[start Supplied material]

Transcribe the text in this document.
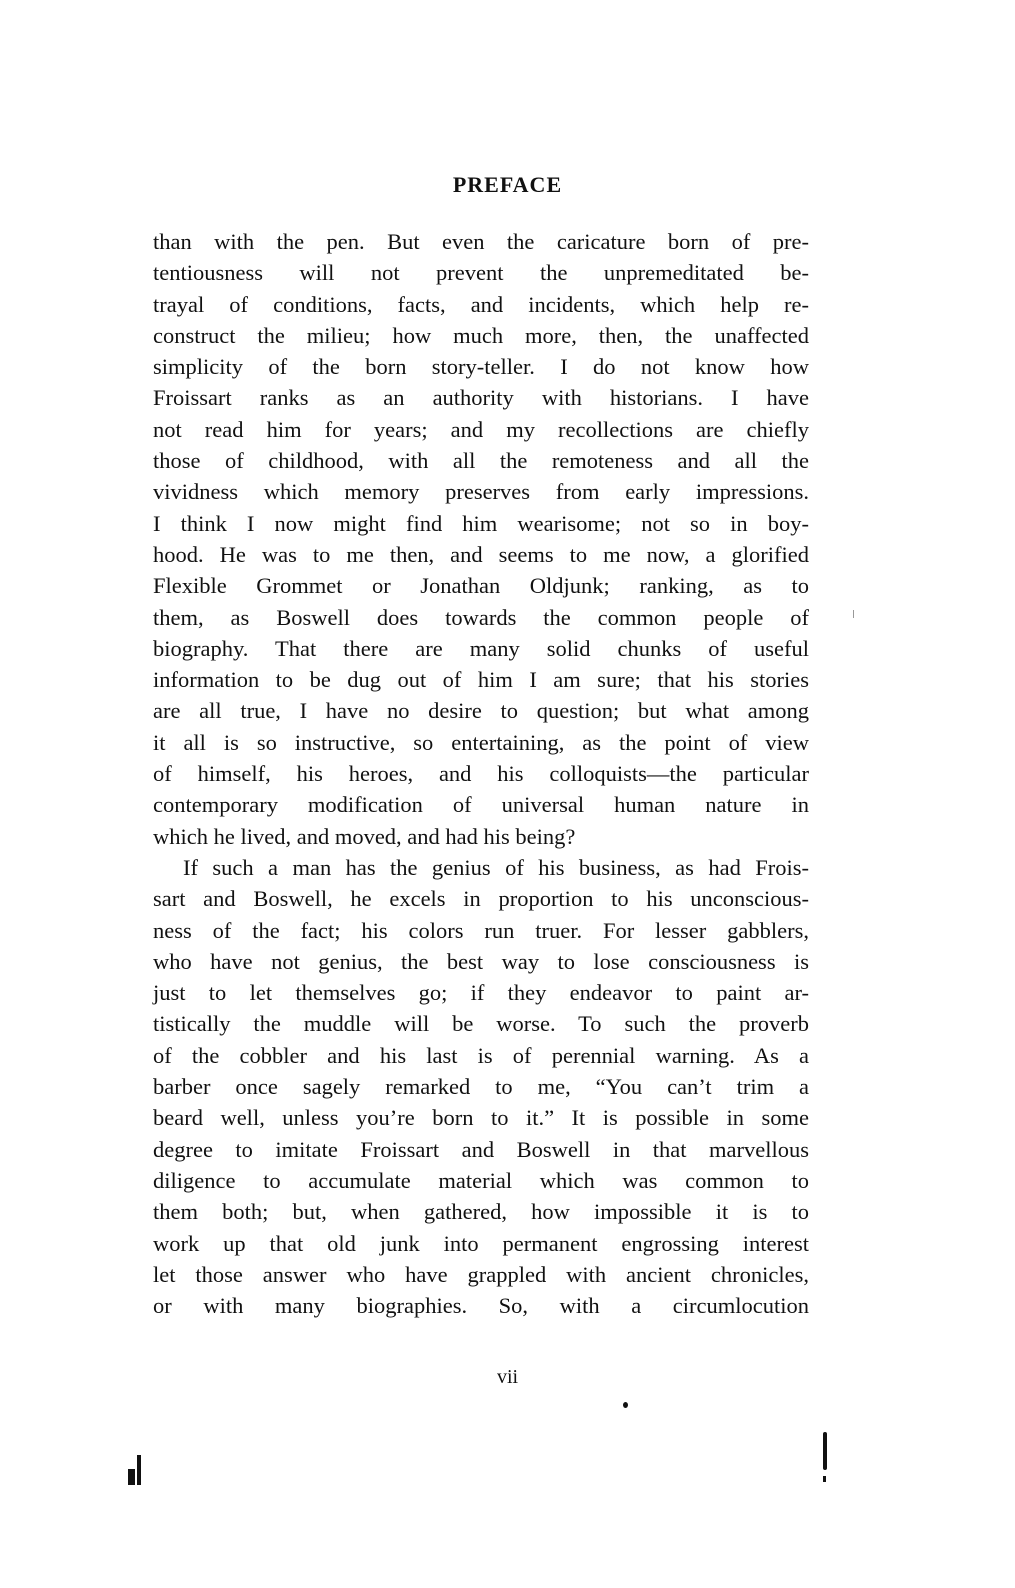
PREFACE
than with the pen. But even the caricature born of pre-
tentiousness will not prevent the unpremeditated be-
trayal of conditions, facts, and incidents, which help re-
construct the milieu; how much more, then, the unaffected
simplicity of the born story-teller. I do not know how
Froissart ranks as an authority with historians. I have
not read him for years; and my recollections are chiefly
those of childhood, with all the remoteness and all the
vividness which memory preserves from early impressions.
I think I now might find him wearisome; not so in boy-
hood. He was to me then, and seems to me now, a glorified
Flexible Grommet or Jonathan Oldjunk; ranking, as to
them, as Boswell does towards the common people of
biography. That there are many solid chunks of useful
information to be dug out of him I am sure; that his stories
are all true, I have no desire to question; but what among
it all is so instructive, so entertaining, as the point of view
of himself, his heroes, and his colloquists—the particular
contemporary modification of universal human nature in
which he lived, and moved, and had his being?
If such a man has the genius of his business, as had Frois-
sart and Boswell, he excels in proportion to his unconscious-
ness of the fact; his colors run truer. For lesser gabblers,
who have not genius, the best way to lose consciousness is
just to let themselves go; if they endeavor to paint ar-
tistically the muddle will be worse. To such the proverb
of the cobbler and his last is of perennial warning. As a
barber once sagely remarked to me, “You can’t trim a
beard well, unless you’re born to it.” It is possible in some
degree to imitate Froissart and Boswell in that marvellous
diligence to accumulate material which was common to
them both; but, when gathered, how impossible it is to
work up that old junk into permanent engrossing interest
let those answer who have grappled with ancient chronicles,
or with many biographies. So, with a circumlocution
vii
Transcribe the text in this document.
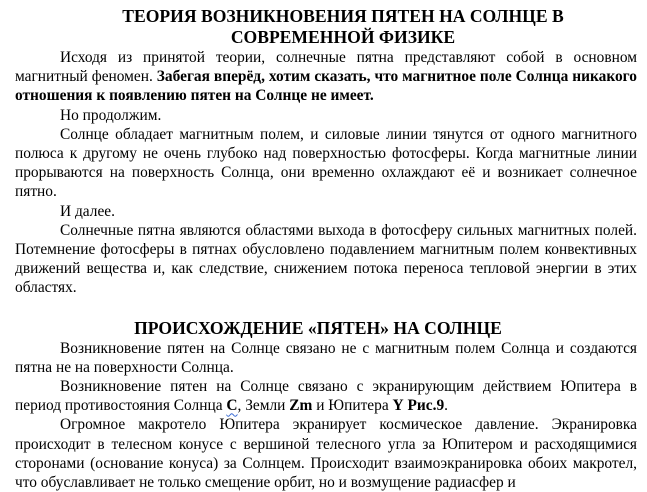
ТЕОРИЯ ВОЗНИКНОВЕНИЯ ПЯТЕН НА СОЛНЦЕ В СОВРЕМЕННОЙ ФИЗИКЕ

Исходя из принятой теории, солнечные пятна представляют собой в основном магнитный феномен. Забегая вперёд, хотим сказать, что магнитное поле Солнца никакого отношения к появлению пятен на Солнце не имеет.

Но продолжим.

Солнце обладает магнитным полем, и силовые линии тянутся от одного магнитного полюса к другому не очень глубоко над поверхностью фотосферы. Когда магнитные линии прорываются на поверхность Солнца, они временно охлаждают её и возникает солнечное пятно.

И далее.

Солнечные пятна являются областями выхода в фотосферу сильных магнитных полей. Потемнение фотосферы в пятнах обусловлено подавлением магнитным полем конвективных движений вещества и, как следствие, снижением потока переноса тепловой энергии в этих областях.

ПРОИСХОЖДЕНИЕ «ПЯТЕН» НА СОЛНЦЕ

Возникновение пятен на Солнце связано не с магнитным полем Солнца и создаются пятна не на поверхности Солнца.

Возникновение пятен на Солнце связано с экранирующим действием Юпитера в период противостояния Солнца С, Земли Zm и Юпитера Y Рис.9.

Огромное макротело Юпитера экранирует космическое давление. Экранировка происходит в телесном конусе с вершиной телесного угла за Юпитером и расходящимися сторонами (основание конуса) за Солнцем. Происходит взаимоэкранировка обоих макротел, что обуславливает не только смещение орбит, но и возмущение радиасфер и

[end Supplied material]
[start Supplied material]

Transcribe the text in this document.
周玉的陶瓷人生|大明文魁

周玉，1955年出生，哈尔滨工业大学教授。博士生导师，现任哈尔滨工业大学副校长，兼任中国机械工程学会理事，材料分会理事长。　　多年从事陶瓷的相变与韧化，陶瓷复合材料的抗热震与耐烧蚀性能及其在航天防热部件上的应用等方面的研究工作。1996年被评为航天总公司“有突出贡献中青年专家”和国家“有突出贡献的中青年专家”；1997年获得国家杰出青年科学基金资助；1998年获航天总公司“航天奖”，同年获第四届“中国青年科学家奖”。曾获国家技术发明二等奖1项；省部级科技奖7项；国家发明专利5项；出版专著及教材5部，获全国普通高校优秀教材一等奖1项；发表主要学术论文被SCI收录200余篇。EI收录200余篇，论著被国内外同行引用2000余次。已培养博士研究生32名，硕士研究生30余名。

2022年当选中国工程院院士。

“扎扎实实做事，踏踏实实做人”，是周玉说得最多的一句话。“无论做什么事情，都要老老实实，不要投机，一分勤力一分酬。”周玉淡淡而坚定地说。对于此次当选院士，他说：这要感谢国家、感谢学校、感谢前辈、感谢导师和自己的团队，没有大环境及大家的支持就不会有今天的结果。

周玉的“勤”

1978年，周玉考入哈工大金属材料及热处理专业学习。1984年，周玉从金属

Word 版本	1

[end Supplied material]
[start Supplied material]

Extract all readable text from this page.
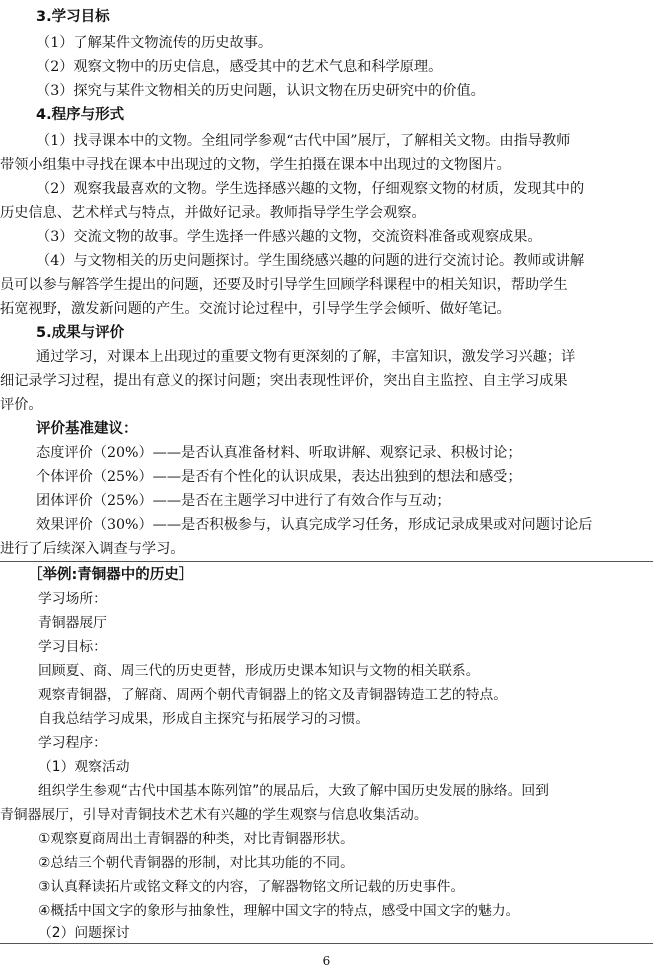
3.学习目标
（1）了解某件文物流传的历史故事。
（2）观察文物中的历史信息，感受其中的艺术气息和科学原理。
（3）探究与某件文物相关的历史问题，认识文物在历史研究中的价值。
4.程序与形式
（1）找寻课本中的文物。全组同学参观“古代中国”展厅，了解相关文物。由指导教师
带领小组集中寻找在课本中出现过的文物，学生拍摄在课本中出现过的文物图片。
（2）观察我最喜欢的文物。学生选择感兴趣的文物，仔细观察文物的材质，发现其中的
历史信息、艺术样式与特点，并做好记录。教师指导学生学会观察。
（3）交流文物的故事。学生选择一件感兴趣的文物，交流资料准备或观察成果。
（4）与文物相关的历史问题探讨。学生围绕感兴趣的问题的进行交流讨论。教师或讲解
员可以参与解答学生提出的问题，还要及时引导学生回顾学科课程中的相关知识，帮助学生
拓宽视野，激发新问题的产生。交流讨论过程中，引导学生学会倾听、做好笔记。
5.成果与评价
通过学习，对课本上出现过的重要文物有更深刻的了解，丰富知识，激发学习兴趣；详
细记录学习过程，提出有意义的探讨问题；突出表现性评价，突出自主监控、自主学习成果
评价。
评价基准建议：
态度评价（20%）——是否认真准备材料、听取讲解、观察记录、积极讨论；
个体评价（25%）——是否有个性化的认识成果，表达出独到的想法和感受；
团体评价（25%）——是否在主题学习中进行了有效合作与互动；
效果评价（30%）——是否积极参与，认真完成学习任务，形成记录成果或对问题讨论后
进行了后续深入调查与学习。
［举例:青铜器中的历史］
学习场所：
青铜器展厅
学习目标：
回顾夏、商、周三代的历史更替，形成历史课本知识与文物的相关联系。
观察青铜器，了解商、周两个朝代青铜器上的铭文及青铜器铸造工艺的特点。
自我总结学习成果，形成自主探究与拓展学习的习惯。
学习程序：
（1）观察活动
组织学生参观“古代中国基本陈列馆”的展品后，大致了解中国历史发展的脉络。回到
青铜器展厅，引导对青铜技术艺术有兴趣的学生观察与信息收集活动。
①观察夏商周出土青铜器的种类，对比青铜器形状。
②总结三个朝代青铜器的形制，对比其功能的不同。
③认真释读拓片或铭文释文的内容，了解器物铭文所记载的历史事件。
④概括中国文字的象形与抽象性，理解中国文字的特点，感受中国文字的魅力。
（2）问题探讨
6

[end Supplied material]

## What you should do
Where a line in the entries holds "Boswell", copy that line.

## Solution
them, as Boswell does towards the common people of
sart and Boswell, he excels in proportion to his unconscious-
degree to imitate Froissart and Boswell in that marvellous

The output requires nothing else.